#### [STATED EXERCISE]
Your task is to transcribe all of the data below exactly, omitting the images.

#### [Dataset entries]
┏━━

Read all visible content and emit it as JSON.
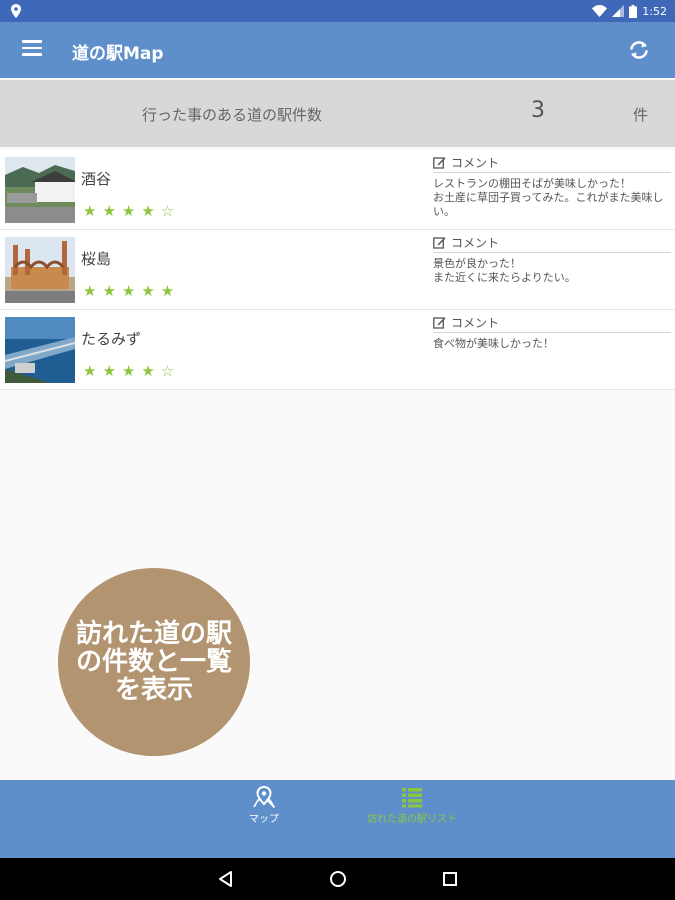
{
  "status_bar": {
    "time": "1:52",
    "icons": [
      "location-icon",
      "wifi-icon",
      "signal-icon",
      "battery-icon"
    ]
  },
  "app_bar": {
    "title": "道の駅Map",
    "menu_icon": "menu-icon",
    "refresh_icon": "refresh-icon"
  },
  "summary": {
    "label": "行った事のある道の駅件数",
    "count": "3",
    "unit": "件"
  },
  "stations": [
    {
      "name": "酒谷",
      "stars": "★★★★☆",
      "rating": 4,
      "comment_header": "コメント",
      "comment": "レストランの棚田そばが美味しかった！\nお土産に草団子買ってみた。これがまた美味しい。"
    },
    {
      "name": "桜島",
      "stars": "★★★★★",
      "rating": 5,
      "comment_header": "コメント",
      "comment": "景色が良かった！\nまた近くに来たらよりたい。"
    },
    {
      "name": "たるみず",
      "stars": "★★★★☆",
      "rating": 4,
      "comment_header": "コメント",
      "comment": "食べ物が美味しかった！"
    }
  ],
  "promo": {
    "text": "訪れた道の駅\nの件数と一覧\nを表示"
  },
  "bottom_nav": {
    "tabs": [
      {
        "label": "マップ",
        "icon": "map-pin-icon",
        "active": false
      },
      {
        "label": "訪れた道の駅リスト",
        "icon": "list-icon",
        "active": true
      }
    ]
  },
  "colors": {
    "status_bar": "#3f69b8",
    "app_bar": "#5e8fcb",
    "accent_green": "#8cc63f",
    "promo": "#b29470",
    "summary_bg": "#d8d8d8"
  }
}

┗━━

#### [SOLUTION]
Read all visible content and emit it as JSON.
{
  "status_bar": {
    "time": "1:52",
    "icons": [
      "location-icon",
      "wifi-icon",
      "signal-icon",
      "battery-icon"
    ]
  },
  "app_bar": {
    "title": "道の駅Map",
    "menu_icon": "menu-icon",
    "refresh_icon": "refresh-icon"
  },
  "summary": {
    "label": "行った事のある道の駅件数",
    "count": "3",
    "unit": "件"
  },
  "stations": [
    {
      "name": "酒谷",
      "stars": "★★★★☆",
      "rating": 4,
      "comment_header": "コメント",
      "comment": "レストランの棚田そばが美味しかった！\nお土産に草団子買ってみた。これがまた美味しい。"
    },
    {
      "name": "桜島",
      "stars": "★★★★★",
      "rating": 5,
      "comment_header": "コメント",
      "comment": "景色が良かった！\nまた近くに来たらよりたい。"
    },
    {
      "name": "たるみず",
      "stars": "★★★★☆",
      "rating": 4,
      "comment_header": "コメント",
      "comment": "食べ物が美味しかった！"
    }
  ],
  "promo": {
    "text": "訪れた道の駅\nの件数と一覧\nを表示"
  },
  "bottom_nav": {
    "tabs": [
      {
        "label": "マップ",
        "icon": "map-pin-icon",
        "active": false
      },
      {
        "label": "訪れた道の駅リスト",
        "icon": "list-icon",
        "active": true
      }
    ]
  },
  "colors": {
    "status_bar": "#3f69b8",
    "app_bar": "#5e8fcb",
    "accent_green": "#8cc63f",
    "promo": "#b29470",
    "summary_bg": "#d8d8d8"
  }
}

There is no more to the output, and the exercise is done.